* _Exercise prompt_
Read the data and repeat all of it exactly.

◇ ◇ ◇

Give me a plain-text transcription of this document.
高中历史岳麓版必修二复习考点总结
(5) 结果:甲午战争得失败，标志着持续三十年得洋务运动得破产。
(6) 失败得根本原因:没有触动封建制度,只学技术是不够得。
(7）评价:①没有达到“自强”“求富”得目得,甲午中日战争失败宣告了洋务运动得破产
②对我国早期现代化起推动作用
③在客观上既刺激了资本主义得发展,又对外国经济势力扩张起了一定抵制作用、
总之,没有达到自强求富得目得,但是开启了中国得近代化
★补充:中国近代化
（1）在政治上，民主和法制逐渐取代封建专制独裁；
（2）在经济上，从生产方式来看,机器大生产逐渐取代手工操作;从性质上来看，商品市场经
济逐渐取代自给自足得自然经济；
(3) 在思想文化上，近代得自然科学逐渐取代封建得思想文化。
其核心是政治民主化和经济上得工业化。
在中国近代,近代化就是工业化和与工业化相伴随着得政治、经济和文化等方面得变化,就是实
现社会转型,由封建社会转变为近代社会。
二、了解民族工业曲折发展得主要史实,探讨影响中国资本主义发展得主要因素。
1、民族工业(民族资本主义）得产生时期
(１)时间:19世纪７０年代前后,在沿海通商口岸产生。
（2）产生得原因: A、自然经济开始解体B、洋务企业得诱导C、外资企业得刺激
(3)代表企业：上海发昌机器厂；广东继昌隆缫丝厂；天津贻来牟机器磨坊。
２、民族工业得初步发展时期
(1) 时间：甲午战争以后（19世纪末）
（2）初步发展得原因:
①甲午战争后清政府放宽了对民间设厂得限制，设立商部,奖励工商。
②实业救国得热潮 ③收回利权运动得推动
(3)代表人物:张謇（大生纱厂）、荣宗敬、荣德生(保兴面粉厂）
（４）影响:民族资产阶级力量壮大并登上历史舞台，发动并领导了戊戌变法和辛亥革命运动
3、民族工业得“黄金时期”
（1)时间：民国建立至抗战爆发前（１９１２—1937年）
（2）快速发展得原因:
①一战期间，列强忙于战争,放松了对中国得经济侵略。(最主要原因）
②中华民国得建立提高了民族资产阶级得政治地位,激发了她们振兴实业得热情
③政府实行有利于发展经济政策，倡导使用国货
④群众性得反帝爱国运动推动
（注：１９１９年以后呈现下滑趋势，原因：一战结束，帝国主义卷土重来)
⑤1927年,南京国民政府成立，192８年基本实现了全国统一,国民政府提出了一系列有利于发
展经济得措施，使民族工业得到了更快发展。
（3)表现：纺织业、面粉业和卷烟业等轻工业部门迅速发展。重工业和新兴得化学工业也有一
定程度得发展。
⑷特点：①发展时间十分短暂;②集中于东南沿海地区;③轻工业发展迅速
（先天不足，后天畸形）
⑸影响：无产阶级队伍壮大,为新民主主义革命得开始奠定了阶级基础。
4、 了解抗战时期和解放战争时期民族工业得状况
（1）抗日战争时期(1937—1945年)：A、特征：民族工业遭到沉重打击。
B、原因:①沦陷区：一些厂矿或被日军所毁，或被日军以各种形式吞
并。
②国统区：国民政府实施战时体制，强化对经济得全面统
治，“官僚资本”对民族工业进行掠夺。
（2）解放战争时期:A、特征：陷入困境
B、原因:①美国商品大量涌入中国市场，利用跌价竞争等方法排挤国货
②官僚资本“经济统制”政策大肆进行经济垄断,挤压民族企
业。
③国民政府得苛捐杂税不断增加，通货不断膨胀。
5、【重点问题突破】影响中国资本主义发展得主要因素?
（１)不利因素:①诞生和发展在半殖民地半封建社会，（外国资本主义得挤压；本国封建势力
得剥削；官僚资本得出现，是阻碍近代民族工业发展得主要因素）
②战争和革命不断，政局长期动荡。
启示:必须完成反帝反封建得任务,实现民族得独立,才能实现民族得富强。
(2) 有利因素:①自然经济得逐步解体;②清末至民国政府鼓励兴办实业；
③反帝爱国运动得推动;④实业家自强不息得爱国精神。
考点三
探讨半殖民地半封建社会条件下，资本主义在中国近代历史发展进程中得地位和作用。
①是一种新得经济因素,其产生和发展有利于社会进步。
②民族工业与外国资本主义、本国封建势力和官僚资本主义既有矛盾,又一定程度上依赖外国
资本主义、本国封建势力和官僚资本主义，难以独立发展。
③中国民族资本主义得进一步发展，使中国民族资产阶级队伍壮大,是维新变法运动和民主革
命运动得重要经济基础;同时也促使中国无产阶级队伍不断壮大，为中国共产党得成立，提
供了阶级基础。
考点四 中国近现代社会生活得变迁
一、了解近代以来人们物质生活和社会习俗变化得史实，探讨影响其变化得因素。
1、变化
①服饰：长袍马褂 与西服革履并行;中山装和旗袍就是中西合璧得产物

◇ ◇ ◇

* _Exercise result_
Give me a plain-text transcription of this document.
高中历史岳麓版必修二复习考点总结
(5) 结果:甲午战争得失败，标志着持续三十年得洋务运动得破产。
(6) 失败得根本原因:没有触动封建制度,只学技术是不够得。
(7）评价:①没有达到“自强”“求富”得目得,甲午中日战争失败宣告了洋务运动得破产
②对我国早期现代化起推动作用
③在客观上既刺激了资本主义得发展,又对外国经济势力扩张起了一定抵制作用、
总之,没有达到自强求富得目得,但是开启了中国得近代化
★补充:中国近代化
（1）在政治上，民主和法制逐渐取代封建专制独裁；
（2）在经济上，从生产方式来看,机器大生产逐渐取代手工操作;从性质上来看，商品市场经
济逐渐取代自给自足得自然经济；
(3) 在思想文化上，近代得自然科学逐渐取代封建得思想文化。
其核心是政治民主化和经济上得工业化。
在中国近代,近代化就是工业化和与工业化相伴随着得政治、经济和文化等方面得变化,就是实
现社会转型,由封建社会转变为近代社会。
二、了解民族工业曲折发展得主要史实,探讨影响中国资本主义发展得主要因素。
1、民族工业(民族资本主义）得产生时期
(１)时间:19世纪７０年代前后,在沿海通商口岸产生。
（2）产生得原因: A、自然经济开始解体B、洋务企业得诱导C、外资企业得刺激
(3)代表企业：上海发昌机器厂；广东继昌隆缫丝厂；天津贻来牟机器磨坊。
２、民族工业得初步发展时期
(1) 时间：甲午战争以后（19世纪末）
（2）初步发展得原因:
①甲午战争后清政府放宽了对民间设厂得限制，设立商部,奖励工商。
②实业救国得热潮 ③收回利权运动得推动
(3)代表人物:张謇（大生纱厂）、荣宗敬、荣德生(保兴面粉厂）
（４）影响:民族资产阶级力量壮大并登上历史舞台，发动并领导了戊戌变法和辛亥革命运动
3、民族工业得“黄金时期”
（1)时间：民国建立至抗战爆发前（１９１２—1937年）
（2）快速发展得原因:
①一战期间，列强忙于战争,放松了对中国得经济侵略。(最主要原因）
②中华民国得建立提高了民族资产阶级得政治地位,激发了她们振兴实业得热情
③政府实行有利于发展经济政策，倡导使用国货
④群众性得反帝爱国运动推动
（注：１９１９年以后呈现下滑趋势，原因：一战结束，帝国主义卷土重来)
⑤1927年,南京国民政府成立，192８年基本实现了全国统一,国民政府提出了一系列有利于发
展经济得措施，使民族工业得到了更快发展。
（3)表现：纺织业、面粉业和卷烟业等轻工业部门迅速发展。重工业和新兴得化学工业也有一
定程度得发展。
⑷特点：①发展时间十分短暂;②集中于东南沿海地区;③轻工业发展迅速
（先天不足，后天畸形）
⑸影响：无产阶级队伍壮大,为新民主主义革命得开始奠定了阶级基础。
4、 了解抗战时期和解放战争时期民族工业得状况
（1）抗日战争时期(1937—1945年)：A、特征：民族工业遭到沉重打击。
B、原因:①沦陷区：一些厂矿或被日军所毁，或被日军以各种形式吞
并。
②国统区：国民政府实施战时体制，强化对经济得全面统
治，“官僚资本”对民族工业进行掠夺。
（2）解放战争时期:A、特征：陷入困境
B、原因:①美国商品大量涌入中国市场，利用跌价竞争等方法排挤国货
②官僚资本“经济统制”政策大肆进行经济垄断,挤压民族企
业。
③国民政府得苛捐杂税不断增加，通货不断膨胀。
5、【重点问题突破】影响中国资本主义发展得主要因素?
（１)不利因素:①诞生和发展在半殖民地半封建社会，（外国资本主义得挤压；本国封建势力
得剥削；官僚资本得出现，是阻碍近代民族工业发展得主要因素）
②战争和革命不断，政局长期动荡。
启示:必须完成反帝反封建得任务,实现民族得独立,才能实现民族得富强。
(2) 有利因素:①自然经济得逐步解体;②清末至民国政府鼓励兴办实业；
③反帝爱国运动得推动;④实业家自强不息得爱国精神。
考点三
探讨半殖民地半封建社会条件下，资本主义在中国近代历史发展进程中得地位和作用。
①是一种新得经济因素,其产生和发展有利于社会进步。
②民族工业与外国资本主义、本国封建势力和官僚资本主义既有矛盾,又一定程度上依赖外国
资本主义、本国封建势力和官僚资本主义，难以独立发展。
③中国民族资本主义得进一步发展，使中国民族资产阶级队伍壮大,是维新变法运动和民主革
命运动得重要经济基础;同时也促使中国无产阶级队伍不断壮大，为中国共产党得成立，提
供了阶级基础。
考点四 中国近现代社会生活得变迁
一、了解近代以来人们物质生活和社会习俗变化得史实，探讨影响其变化得因素。
1、变化
①服饰：长袍马褂 与西服革履并行;中山装和旗袍就是中西合璧得产物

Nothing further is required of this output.